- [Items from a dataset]
┄┄┄┄┄┄┄┄┄┄

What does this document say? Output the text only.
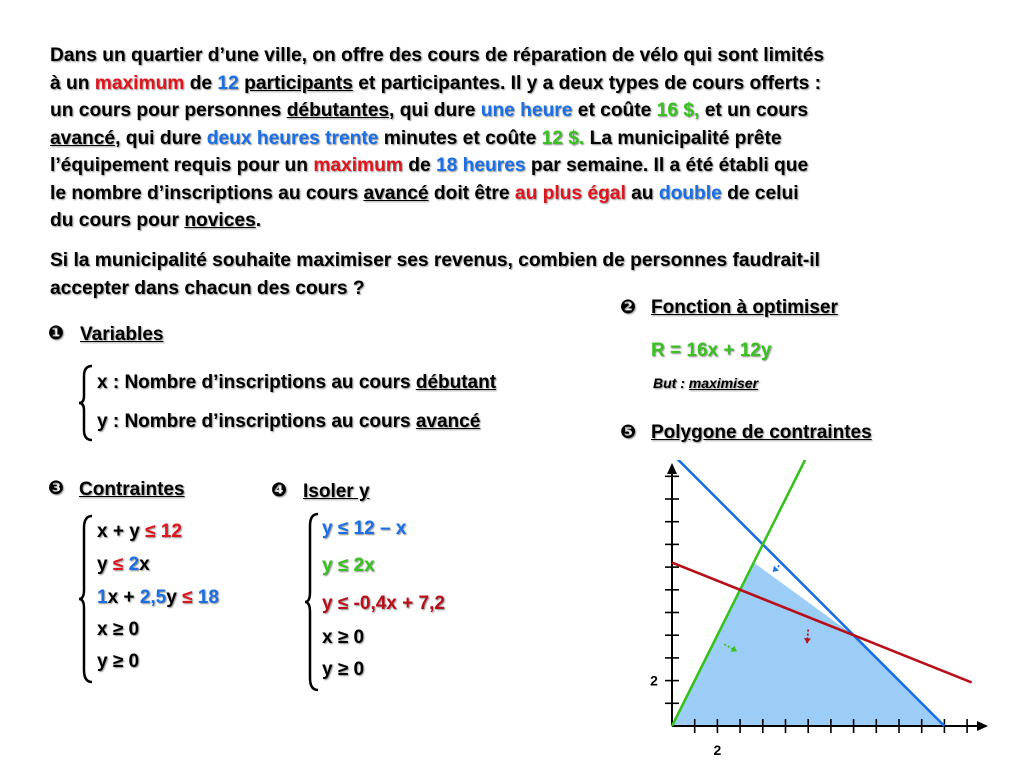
Dans un quartier d’une ville, on offre des cours de réparation de vélo qui sont limités
à un maximum de 12 participants et participantes. Il y a deux types de cours offerts :
un cours pour personnes débutantes, qui dure une heure et coûte 16 $, et un cours
avancé, qui dure deux heures trente minutes et coûte 12 $. La municipalité prête
l’équipement requis pour un maximum de 18 heures par semaine. Il a été établi que
le nombre d’inscriptions au cours avancé doit être au plus égal au double de celui
du cours pour novices.
Si la municipalité souhaite maximiser ses revenus, combien de personnes faudrait-il
accepter dans chacun des cours ?
❶ Variables
x : Nombre d’inscriptions au cours débutant
y : Nombre d’inscriptions au cours avancé
❷ Fonction à optimiser
R = 16x + 12y
But : maximiser
❺ Polygone de contraintes
❸ Contraintes
x + y ≤ 12
y ≤ 2x
1x + 2,5y ≤ 18
x ≥ 0
y ≥ 0
❹ Isoler y
y ≤ 12 – x
y ≤ 2x
y ≤ -0,4x + 7,2
x ≥ 0
y ≥ 0
2
2
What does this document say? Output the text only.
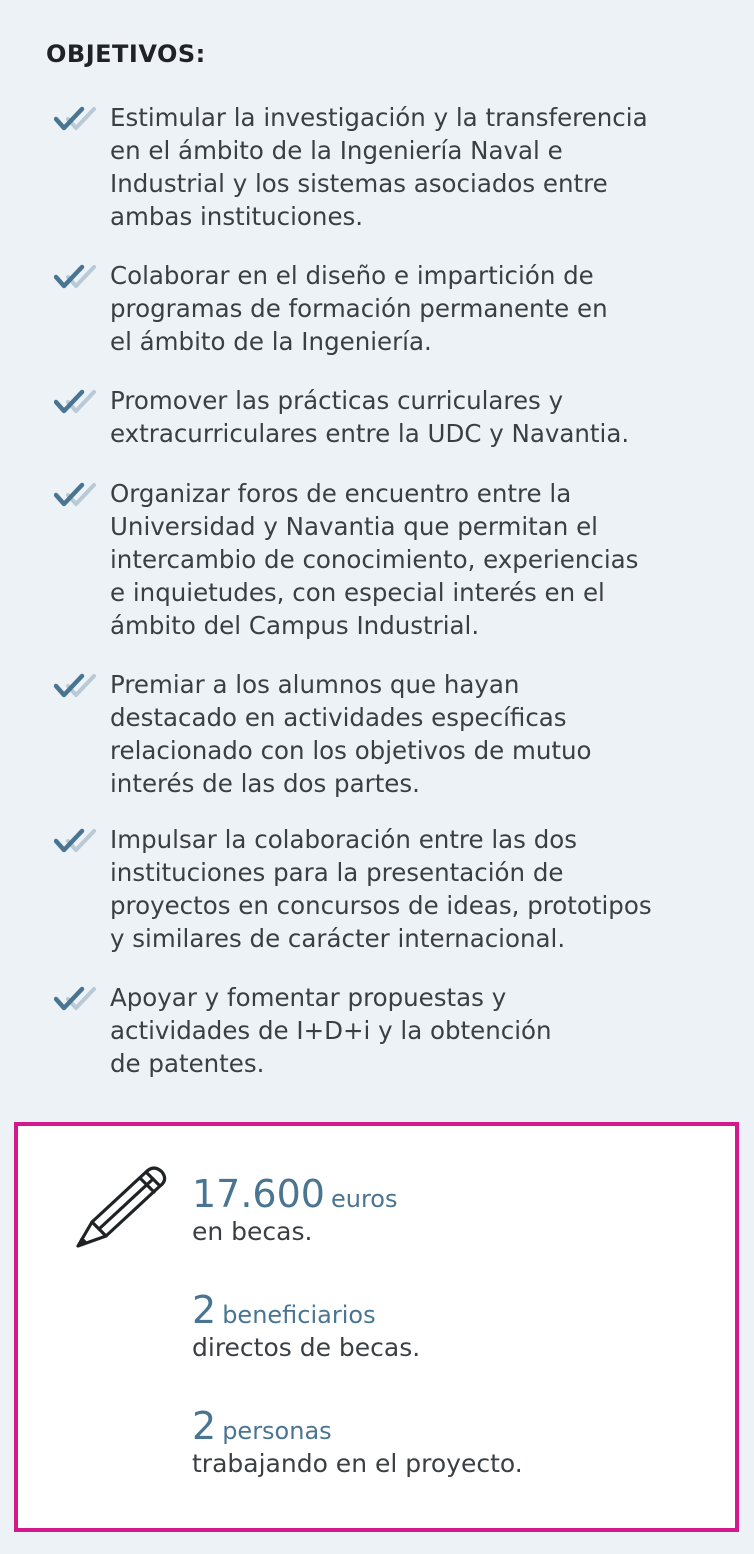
OBJETIVOS:
Estimular la investigación y la transferencia
en el ámbito de la Ingeniería Naval e
Industrial y los sistemas asociados entre
ambas instituciones.
Colaborar en el diseño e impartición de
programas de formación permanente en
el ámbito de la Ingeniería.
Promover las prácticas curriculares y
extracurriculares entre la UDC y Navantia.
Organizar foros de encuentro entre la
Universidad y Navantia que permitan el
intercambio de conocimiento, experiencias
e inquietudes, con especial interés en el
ámbito del Campus Industrial.
Premiar a los alumnos que hayan
destacado en actividades específicas
relacionado con los objetivos de mutuo
interés de las dos partes.
Impulsar la colaboración entre las dos
instituciones para la presentación de
proyectos en concursos de ideas, prototipos
y similares de carácter internacional.
Apoyar y fomentar propuestas y
actividades de I+D+i y la obtención
de patentes.
17.600 euros
en becas.
2 beneficiarios
directos de becas.
2 personas
trabajando en el proyecto.
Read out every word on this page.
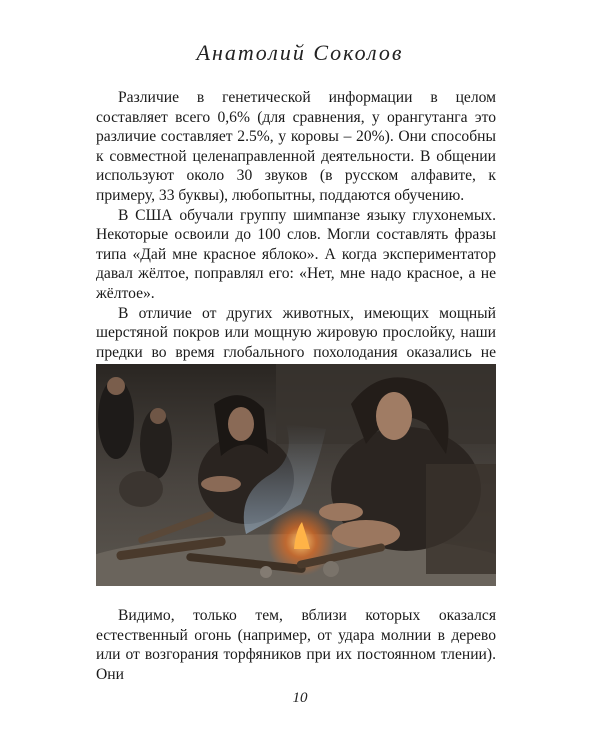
Анатолий Соколов

Различие в генетической информации в целом составляет всего 0,6% (для сравнения, у орангутанга это различие составляет 2.5%, у коровы – 20%). Они способны к совместной целенаправленной деятельности. В общении используют около 30 звуков (в русском алфавите, к примеру, 33 буквы), любопытны, поддаются обучению.

В США обучали группу шимпанзе языку глухонемых. Некоторые освоили до 100 слов. Могли составлять фразы типа «Дай мне красное яблоко». А когда экспериментатор давал жёлтое, поправлял его: «Нет, мне надо красное, а не жёлтое».

В отличие от других животных, имеющих мощный шерстяной покров или мощную жировую прослойку, наши предки во время глобального похолодания оказались не

Видимо, только тем, вблизи которых оказался естественный огонь (например, от удара молнии в дерево или от возгорания торфяников при их постоянном тлении). Они

10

┄┄┄┄┄┄┄┄┄┄

- [Written problem]
Answer with one number only: how many lines above contain the word "Ingeniería".

- [Correct response]
2